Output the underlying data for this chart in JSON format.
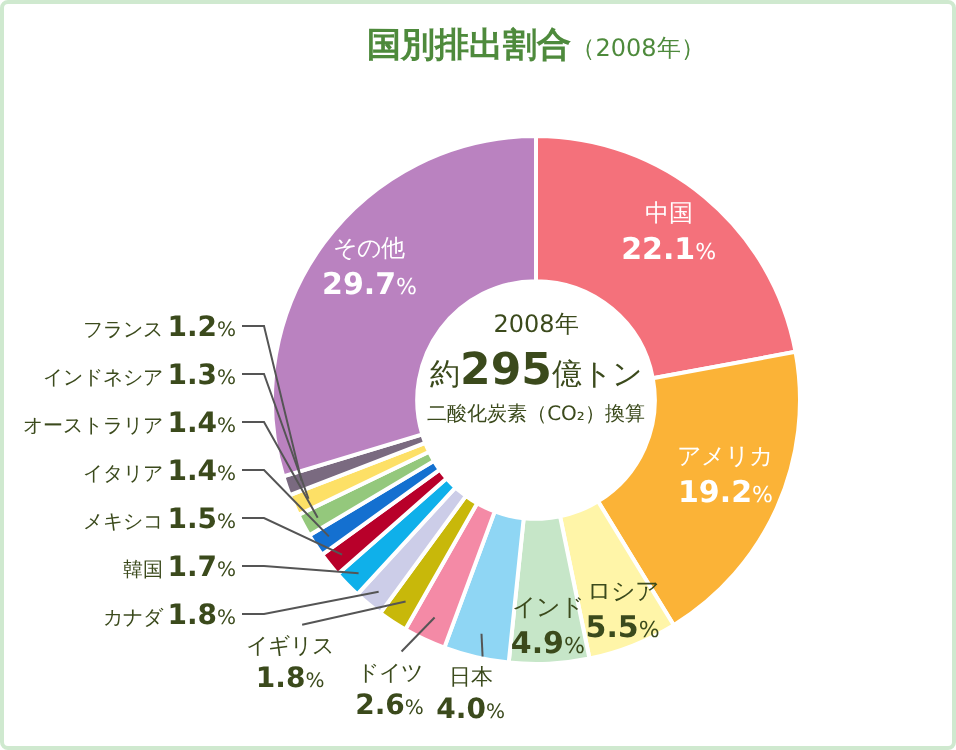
{
  "chart_data": {
    "type": "donut",
    "title": "国別排出割合",
    "subtitle": "（2008年）",
    "categories": [
      "中国",
      "アメリカ",
      "ロシア",
      "インド",
      "日本",
      "ドイツ",
      "イギリス",
      "カナダ",
      "韓国",
      "メキシコ",
      "イタリア",
      "オーストラリア",
      "インドネシア",
      "フランス",
      "その他"
    ],
    "values": [
      22.1,
      19.2,
      5.5,
      4.9,
      4.0,
      2.6,
      1.8,
      1.8,
      1.7,
      1.5,
      1.4,
      1.4,
      1.3,
      1.2,
      29.7
    ],
    "value_labels": [
      "22.1%",
      "19.2%",
      "5.5%",
      "4.9%",
      "4.0%",
      "2.6%",
      "1.8%",
      "1.8%",
      "1.7%",
      "1.5%",
      "1.4%",
      "1.4%",
      "1.3%",
      "1.2%",
      "29.7%"
    ],
    "colors": [
      "#f4717b",
      "#fbb337",
      "#fff5a8",
      "#c6e6c8",
      "#8fd6f4",
      "#f48aa6",
      "#c8b80a",
      "#cccde8",
      "#0fb0ea",
      "#b8002a",
      "#1470d0",
      "#94c87c",
      "#fde066",
      "#7a6a80",
      "#ba82c0"
    ],
    "annotations": [
      "2008年",
      "約295億トン",
      "二酸化炭素（CO₂）換算"
    ],
    "legend": false
  }
}
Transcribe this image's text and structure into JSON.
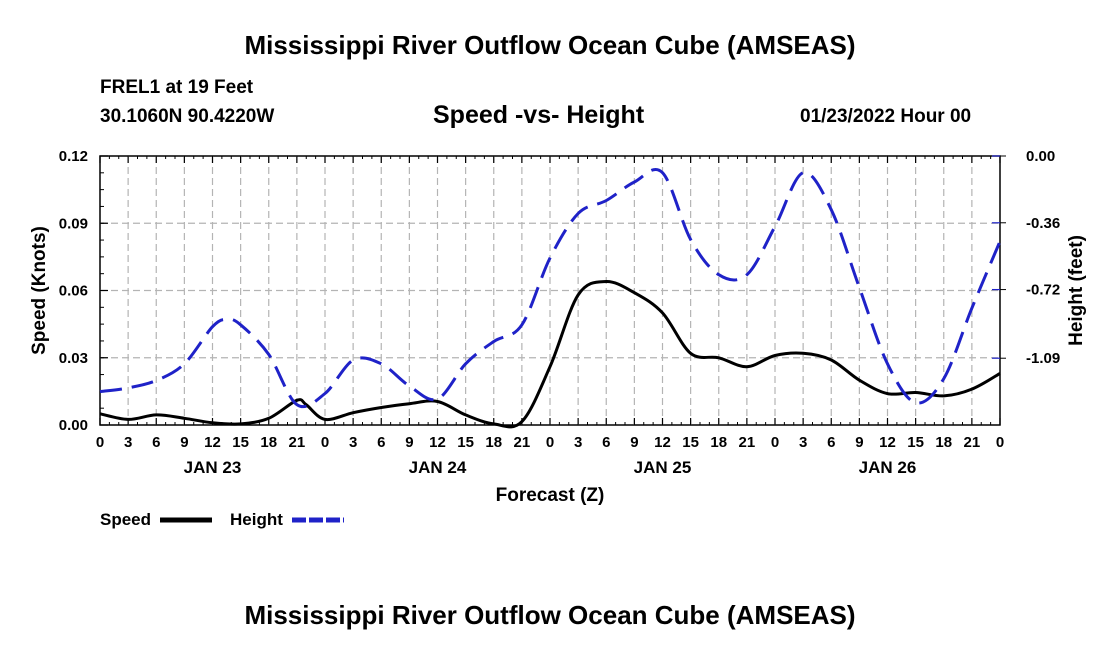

━━━

- STATED EXERCISE
Pick out all lines containing the string "this".

- FINAL RESULT
Output the underlying data for this chart in JSON format.
Transcribe this image's text and structure into JSON.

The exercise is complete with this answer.